Prompt: Which lines in the material below contain the word "trimestre"? Copy each of them.

Input data:

§

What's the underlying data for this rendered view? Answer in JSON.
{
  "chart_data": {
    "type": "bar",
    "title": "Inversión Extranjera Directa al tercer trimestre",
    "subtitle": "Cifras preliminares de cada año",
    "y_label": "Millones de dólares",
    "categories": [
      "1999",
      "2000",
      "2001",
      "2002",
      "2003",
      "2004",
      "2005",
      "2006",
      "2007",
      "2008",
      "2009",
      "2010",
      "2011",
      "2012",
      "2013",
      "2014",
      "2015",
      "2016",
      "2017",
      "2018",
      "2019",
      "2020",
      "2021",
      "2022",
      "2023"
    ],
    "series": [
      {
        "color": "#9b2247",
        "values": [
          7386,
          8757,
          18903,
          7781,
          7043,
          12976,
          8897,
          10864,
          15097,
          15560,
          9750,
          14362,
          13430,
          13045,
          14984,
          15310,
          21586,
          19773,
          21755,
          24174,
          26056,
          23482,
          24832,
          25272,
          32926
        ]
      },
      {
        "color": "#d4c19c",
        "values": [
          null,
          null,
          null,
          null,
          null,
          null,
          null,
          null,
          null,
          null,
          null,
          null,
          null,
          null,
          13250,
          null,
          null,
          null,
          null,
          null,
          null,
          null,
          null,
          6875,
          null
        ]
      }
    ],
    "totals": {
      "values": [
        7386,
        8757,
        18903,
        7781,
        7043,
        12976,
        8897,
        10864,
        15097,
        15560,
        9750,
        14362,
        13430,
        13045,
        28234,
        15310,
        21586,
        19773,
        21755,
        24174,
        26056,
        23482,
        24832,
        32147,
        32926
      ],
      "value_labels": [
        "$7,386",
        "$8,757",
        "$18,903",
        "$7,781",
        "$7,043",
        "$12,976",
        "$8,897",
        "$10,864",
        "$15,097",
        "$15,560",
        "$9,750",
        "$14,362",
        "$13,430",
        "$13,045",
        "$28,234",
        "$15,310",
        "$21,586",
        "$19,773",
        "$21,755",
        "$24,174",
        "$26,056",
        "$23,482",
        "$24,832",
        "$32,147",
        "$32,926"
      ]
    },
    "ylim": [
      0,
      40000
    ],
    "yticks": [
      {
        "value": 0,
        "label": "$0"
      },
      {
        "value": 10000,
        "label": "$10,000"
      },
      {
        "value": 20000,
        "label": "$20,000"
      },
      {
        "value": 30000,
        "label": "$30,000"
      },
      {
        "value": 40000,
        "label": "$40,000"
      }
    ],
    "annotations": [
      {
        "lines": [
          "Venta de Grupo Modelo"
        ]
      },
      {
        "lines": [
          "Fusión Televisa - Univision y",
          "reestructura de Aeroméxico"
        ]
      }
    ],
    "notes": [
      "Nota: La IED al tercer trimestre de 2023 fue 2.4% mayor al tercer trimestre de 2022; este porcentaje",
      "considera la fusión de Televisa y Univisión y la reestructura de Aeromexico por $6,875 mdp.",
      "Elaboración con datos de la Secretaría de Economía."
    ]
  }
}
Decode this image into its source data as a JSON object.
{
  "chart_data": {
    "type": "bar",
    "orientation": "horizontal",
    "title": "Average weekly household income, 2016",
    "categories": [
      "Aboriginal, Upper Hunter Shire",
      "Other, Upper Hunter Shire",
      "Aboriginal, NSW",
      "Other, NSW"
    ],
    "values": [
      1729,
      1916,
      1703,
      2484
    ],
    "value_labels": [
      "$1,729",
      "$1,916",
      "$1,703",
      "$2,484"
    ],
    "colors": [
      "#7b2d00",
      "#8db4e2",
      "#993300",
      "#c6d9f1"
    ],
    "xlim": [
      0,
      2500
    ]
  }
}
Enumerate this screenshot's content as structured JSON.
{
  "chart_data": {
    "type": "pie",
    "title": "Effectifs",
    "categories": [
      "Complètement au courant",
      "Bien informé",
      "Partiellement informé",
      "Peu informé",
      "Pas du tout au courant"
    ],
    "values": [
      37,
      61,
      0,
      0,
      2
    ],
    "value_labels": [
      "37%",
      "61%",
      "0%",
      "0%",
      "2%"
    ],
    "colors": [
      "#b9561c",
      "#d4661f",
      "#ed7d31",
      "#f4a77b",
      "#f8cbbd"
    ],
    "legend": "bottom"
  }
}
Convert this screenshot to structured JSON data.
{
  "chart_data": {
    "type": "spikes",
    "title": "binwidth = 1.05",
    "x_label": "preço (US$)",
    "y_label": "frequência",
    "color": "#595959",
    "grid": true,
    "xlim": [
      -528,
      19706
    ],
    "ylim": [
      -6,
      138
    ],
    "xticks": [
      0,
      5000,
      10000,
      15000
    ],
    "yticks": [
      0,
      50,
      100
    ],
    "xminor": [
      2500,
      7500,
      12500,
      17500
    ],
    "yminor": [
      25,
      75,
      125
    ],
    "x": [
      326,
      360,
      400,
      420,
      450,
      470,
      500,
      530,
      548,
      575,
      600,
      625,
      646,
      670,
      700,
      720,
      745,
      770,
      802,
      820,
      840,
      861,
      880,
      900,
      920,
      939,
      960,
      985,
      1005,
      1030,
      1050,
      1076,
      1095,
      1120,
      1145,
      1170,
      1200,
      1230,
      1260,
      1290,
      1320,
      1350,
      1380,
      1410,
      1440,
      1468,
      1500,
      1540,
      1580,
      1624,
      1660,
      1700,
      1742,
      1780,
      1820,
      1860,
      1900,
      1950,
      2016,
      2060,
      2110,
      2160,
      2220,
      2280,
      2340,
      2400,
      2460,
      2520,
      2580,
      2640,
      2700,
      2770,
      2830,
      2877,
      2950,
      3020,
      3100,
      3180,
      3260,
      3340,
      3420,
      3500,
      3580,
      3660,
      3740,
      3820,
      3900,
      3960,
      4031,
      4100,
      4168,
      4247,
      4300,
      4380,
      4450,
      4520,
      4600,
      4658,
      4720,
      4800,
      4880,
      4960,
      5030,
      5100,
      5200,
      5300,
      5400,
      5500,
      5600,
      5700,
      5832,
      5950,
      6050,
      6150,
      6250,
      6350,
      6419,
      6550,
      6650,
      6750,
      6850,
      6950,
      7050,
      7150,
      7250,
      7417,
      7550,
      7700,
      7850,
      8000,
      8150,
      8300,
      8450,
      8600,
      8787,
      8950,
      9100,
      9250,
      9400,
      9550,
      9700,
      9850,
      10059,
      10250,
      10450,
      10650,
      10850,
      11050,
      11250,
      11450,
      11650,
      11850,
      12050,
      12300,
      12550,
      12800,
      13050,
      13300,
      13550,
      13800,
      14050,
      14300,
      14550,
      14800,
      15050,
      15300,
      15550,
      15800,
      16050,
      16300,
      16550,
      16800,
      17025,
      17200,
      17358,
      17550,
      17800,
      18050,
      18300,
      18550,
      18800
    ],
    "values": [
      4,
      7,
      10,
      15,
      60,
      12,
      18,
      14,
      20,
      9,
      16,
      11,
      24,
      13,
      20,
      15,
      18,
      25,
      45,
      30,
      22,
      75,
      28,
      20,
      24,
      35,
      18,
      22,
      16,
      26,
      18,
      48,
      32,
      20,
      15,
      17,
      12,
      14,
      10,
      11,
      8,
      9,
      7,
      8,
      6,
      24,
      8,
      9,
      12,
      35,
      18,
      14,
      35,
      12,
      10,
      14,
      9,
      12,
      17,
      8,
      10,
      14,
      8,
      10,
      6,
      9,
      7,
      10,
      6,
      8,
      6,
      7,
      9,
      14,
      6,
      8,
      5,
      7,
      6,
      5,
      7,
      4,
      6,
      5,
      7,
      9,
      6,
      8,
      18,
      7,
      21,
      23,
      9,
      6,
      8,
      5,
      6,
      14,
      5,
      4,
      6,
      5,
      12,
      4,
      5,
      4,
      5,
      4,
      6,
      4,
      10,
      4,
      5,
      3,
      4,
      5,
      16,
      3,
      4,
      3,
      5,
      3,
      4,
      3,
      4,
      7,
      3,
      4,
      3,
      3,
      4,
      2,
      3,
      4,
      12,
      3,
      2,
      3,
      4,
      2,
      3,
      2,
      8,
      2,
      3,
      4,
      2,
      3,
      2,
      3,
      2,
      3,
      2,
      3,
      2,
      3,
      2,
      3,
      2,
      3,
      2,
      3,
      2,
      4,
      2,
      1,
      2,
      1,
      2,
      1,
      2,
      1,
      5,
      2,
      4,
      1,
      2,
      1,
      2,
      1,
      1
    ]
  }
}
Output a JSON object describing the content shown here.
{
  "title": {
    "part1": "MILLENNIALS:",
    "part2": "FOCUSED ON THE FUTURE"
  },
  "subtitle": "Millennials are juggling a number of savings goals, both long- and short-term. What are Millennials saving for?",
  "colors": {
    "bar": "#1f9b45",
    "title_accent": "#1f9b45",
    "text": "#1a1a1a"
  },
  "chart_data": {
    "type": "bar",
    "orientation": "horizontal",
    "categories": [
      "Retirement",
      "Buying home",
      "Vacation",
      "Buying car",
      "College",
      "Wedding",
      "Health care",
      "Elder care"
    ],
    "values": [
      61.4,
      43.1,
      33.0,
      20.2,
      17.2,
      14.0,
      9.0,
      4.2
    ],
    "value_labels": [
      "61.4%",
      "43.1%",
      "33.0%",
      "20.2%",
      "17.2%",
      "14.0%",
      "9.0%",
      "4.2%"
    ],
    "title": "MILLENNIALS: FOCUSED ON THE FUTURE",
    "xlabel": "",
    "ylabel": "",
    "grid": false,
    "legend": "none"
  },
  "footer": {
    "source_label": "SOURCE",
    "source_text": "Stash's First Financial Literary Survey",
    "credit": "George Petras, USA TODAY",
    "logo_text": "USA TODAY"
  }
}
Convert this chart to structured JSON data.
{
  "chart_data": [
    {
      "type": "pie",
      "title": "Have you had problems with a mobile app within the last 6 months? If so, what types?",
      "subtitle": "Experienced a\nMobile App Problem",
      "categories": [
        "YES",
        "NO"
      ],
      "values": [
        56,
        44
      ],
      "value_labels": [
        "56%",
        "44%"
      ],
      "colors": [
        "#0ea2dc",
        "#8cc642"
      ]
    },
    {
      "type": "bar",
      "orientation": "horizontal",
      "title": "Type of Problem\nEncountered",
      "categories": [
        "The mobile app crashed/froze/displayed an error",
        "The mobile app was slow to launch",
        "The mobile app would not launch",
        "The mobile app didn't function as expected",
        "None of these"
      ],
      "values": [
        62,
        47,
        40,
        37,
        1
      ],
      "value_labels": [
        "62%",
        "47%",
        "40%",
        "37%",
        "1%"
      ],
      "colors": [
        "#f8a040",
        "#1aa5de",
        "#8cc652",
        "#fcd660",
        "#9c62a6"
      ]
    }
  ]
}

§

Response for this exercise:
    "title": "Inversión Extranjera Directa al tercer trimestre",
      "Nota: La IED al tercer trimestre de 2023 fue 2.4% mayor al tercer trimestre de 2022; este porcentaje",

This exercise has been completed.